A block of data
◇ ◇ ◇

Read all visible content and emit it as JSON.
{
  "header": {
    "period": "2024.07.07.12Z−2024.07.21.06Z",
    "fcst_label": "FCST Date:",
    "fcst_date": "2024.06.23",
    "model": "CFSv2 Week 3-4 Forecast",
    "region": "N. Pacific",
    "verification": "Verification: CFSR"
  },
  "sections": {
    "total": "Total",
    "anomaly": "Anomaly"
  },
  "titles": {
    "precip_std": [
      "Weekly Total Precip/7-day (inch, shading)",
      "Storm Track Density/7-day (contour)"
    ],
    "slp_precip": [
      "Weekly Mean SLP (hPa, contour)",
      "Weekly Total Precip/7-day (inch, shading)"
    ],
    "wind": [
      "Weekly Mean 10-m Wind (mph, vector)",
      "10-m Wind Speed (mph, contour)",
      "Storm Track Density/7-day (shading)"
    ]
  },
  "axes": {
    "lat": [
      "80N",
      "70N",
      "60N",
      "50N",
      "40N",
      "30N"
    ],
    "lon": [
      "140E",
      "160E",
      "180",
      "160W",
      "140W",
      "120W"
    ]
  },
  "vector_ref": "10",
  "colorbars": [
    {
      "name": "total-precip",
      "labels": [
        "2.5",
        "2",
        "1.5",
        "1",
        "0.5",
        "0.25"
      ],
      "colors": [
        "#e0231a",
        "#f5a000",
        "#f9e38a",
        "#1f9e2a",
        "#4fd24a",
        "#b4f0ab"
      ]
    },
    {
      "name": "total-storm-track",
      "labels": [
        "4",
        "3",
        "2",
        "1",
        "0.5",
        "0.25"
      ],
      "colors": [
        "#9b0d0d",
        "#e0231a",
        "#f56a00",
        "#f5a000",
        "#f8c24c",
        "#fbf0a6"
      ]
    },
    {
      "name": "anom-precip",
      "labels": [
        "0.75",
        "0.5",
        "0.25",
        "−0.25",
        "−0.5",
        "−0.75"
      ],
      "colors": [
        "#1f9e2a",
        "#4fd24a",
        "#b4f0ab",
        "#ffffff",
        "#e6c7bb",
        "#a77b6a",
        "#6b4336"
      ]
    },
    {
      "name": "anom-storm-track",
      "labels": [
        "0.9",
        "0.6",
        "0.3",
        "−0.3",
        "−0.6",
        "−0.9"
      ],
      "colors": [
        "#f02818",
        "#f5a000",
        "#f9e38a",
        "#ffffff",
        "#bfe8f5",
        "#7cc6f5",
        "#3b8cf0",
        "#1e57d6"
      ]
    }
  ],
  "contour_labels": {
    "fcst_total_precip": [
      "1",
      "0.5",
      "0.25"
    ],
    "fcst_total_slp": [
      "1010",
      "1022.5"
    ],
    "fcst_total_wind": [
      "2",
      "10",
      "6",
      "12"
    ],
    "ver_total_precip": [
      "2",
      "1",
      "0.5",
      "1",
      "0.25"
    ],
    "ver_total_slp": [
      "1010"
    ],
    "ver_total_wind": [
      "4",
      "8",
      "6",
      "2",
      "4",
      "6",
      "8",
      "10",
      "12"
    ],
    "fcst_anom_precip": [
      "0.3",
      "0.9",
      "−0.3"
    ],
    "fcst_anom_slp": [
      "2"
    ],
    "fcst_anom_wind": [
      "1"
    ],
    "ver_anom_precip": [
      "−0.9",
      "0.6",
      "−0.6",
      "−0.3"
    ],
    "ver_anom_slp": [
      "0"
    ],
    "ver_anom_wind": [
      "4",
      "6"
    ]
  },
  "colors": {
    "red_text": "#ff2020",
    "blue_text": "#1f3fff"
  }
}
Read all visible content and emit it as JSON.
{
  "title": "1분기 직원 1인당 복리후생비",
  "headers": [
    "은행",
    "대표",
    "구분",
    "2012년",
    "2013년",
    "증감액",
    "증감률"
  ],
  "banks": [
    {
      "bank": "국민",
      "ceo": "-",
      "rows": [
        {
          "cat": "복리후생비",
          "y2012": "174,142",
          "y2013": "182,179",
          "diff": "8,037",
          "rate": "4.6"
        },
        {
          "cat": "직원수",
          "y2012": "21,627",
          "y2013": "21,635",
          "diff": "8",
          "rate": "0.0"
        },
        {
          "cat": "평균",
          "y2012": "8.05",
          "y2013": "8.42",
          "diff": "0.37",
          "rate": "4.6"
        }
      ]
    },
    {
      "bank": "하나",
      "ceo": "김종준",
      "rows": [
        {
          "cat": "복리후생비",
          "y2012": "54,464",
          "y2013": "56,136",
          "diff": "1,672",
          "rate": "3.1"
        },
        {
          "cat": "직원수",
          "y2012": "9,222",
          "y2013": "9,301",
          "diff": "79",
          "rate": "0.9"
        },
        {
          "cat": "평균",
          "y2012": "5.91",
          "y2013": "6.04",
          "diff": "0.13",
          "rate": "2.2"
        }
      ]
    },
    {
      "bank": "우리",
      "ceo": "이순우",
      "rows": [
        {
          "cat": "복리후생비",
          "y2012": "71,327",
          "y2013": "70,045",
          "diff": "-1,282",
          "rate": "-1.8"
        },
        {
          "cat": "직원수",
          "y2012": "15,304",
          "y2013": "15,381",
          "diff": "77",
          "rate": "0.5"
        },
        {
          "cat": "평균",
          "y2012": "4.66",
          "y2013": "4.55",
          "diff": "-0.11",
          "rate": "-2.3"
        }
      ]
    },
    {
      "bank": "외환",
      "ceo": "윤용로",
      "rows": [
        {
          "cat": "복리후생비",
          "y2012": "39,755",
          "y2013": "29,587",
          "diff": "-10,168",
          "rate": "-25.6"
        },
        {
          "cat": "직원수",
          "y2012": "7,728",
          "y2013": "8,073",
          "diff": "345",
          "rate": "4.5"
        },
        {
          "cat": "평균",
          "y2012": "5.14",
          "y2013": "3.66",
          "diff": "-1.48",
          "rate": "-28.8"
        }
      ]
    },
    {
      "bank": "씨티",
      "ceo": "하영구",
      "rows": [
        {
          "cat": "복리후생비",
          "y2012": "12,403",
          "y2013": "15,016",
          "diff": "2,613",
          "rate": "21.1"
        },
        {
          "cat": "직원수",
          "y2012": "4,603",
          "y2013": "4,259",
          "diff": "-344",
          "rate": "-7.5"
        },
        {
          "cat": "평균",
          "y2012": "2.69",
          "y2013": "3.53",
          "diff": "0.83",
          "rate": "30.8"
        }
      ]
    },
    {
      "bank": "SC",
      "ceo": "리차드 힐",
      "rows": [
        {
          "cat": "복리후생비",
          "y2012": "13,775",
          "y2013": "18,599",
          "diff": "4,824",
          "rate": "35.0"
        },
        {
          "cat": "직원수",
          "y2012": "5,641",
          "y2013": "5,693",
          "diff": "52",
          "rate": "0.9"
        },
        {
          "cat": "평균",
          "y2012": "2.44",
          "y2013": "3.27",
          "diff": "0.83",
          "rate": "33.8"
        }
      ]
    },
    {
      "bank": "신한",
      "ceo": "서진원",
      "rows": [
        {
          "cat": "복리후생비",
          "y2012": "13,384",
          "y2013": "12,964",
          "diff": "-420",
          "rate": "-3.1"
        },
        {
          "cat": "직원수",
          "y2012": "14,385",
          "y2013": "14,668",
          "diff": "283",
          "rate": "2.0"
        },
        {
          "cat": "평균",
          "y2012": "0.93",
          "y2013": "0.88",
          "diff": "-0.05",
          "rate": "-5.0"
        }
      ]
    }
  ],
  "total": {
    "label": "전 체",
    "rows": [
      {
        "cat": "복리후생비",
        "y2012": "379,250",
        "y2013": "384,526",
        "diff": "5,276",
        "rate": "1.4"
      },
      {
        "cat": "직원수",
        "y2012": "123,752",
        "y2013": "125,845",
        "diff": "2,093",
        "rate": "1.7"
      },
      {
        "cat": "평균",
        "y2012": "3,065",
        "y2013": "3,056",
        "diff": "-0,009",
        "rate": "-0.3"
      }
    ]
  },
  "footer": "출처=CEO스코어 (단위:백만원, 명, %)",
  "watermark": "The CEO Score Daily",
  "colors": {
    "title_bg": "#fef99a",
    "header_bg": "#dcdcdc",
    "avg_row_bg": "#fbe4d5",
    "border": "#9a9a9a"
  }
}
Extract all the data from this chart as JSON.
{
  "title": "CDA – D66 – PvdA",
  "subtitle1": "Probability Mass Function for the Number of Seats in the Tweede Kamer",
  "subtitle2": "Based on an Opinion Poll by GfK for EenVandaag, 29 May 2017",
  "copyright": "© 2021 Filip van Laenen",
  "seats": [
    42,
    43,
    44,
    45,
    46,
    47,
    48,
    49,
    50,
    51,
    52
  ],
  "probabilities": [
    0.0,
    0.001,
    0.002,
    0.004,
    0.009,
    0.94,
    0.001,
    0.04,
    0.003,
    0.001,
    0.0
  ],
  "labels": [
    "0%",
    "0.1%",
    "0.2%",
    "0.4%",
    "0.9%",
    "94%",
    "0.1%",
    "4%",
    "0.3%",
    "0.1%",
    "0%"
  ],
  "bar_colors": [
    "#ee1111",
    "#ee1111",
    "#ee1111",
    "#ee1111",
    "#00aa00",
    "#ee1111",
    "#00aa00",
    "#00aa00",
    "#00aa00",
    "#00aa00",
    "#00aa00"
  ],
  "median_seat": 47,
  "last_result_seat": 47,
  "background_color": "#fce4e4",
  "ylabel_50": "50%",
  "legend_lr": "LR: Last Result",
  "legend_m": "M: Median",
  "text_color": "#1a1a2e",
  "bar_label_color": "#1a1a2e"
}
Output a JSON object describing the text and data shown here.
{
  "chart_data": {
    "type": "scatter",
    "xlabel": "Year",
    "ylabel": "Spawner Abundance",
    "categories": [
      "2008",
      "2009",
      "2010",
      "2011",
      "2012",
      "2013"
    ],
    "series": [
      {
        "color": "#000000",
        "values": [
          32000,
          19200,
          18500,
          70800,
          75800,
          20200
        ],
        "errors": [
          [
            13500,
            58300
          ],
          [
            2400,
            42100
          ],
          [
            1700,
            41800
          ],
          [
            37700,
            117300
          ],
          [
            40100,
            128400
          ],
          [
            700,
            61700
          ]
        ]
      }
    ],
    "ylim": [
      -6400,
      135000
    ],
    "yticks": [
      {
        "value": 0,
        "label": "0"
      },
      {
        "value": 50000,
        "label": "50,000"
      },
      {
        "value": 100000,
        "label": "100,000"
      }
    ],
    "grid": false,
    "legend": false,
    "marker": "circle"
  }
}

◇ ◇ ◇

Exercise details ▸
Return each line in the records that holds the string "Mean".

Answer to the exercise ▸
      "Weekly Mean SLP (hPa, contour)",
      "Weekly Mean 10-m Wind (mph, vector)",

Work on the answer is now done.